**SET TASK**
Extract all of the entries and give them again, word for word.

/---

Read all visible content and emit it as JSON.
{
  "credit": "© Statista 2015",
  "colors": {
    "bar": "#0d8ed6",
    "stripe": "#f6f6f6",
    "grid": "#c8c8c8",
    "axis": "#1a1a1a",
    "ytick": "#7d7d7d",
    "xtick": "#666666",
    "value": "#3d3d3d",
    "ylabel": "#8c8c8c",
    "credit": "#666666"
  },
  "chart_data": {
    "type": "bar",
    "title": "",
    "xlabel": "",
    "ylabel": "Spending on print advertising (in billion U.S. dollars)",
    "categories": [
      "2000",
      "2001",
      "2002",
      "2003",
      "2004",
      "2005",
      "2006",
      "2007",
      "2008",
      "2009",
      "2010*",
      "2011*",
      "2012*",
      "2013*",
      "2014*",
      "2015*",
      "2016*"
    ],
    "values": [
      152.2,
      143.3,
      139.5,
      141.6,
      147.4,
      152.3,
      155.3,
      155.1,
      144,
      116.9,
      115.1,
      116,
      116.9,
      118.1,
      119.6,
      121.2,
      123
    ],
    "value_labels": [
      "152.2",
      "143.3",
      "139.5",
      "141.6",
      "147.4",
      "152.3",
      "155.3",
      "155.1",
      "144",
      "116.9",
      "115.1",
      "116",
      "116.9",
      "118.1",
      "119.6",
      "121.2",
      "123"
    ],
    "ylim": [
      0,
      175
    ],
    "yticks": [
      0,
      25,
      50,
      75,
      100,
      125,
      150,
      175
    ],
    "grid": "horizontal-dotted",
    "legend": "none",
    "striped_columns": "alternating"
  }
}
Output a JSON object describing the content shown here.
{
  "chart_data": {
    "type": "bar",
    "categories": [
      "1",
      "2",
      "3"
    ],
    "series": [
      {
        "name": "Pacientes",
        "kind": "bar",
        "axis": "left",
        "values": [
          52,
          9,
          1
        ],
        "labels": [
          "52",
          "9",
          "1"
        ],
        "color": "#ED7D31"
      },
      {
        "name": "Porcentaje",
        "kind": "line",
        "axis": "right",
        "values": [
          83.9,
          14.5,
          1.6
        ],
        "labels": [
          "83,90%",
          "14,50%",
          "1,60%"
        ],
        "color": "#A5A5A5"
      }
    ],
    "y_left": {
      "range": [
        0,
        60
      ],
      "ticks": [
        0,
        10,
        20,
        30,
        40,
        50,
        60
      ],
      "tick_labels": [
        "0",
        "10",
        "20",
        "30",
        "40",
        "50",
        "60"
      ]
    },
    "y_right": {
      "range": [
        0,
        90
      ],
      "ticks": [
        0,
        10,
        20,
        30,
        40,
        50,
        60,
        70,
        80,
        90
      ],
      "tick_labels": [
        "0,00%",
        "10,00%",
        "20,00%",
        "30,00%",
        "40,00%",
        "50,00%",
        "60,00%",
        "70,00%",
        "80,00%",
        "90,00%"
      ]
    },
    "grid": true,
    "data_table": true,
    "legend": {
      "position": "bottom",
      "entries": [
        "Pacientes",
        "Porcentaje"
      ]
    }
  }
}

\---

**RIGHT ANSWER**
Read all visible content and emit it as JSON.
{
  "credit": "© Statista 2015",
  "colors": {
    "bar": "#0d8ed6",
    "stripe": "#f6f6f6",
    "grid": "#c8c8c8",
    "axis": "#1a1a1a",
    "ytick": "#7d7d7d",
    "xtick": "#666666",
    "value": "#3d3d3d",
    "ylabel": "#8c8c8c",
    "credit": "#666666"
  },
  "chart_data": {
    "type": "bar",
    "title": "",
    "xlabel": "",
    "ylabel": "Spending on print advertising (in billion U.S. dollars)",
    "categories": [
      "2000",
      "2001",
      "2002",
      "2003",
      "2004",
      "2005",
      "2006",
      "2007",
      "2008",
      "2009",
      "2010*",
      "2011*",
      "2012*",
      "2013*",
      "2014*",
      "2015*",
      "2016*"
    ],
    "values": [
      152.2,
      143.3,
      139.5,
      141.6,
      147.4,
      152.3,
      155.3,
      155.1,
      144,
      116.9,
      115.1,
      116,
      116.9,
      118.1,
      119.6,
      121.2,
      123
    ],
    "value_labels": [
      "152.2",
      "143.3",
      "139.5",
      "141.6",
      "147.4",
      "152.3",
      "155.3",
      "155.1",
      "144",
      "116.9",
      "115.1",
      "116",
      "116.9",
      "118.1",
      "119.6",
      "121.2",
      "123"
    ],
    "ylim": [
      0,
      175
    ],
    "yticks": [
      0,
      25,
      50,
      75,
      100,
      125,
      150,
      175
    ],
    "grid": "horizontal-dotted",
    "legend": "none",
    "striped_columns": "alternating"
  }
}
Output a JSON object describing the content shown here.
{
  "chart_data": {
    "type": "bar",
    "categories": [
      "1",
      "2",
      "3"
    ],
    "series": [
      {
        "name": "Pacientes",
        "kind": "bar",
        "axis": "left",
        "values": [
          52,
          9,
          1
        ],
        "labels": [
          "52",
          "9",
          "1"
        ],
        "color": "#ED7D31"
      },
      {
        "name": "Porcentaje",
        "kind": "line",
        "axis": "right",
        "values": [
          83.9,
          14.5,
          1.6
        ],
        "labels": [
          "83,90%",
          "14,50%",
          "1,60%"
        ],
        "color": "#A5A5A5"
      }
    ],
    "y_left": {
      "range": [
        0,
        60
      ],
      "ticks": [
        0,
        10,
        20,
        30,
        40,
        50,
        60
      ],
      "tick_labels": [
        "0",
        "10",
        "20",
        "30",
        "40",
        "50",
        "60"
      ]
    },
    "y_right": {
      "range": [
        0,
        90
      ],
      "ticks": [
        0,
        10,
        20,
        30,
        40,
        50,
        60,
        70,
        80,
        90
      ],
      "tick_labels": [
        "0,00%",
        "10,00%",
        "20,00%",
        "30,00%",
        "40,00%",
        "50,00%",
        "60,00%",
        "70,00%",
        "80,00%",
        "90,00%"
      ]
    },
    "grid": true,
    "data_table": true,
    "legend": {
      "position": "bottom",
      "entries": [
        "Pacientes",
        "Porcentaje"
      ]
    }
  }
}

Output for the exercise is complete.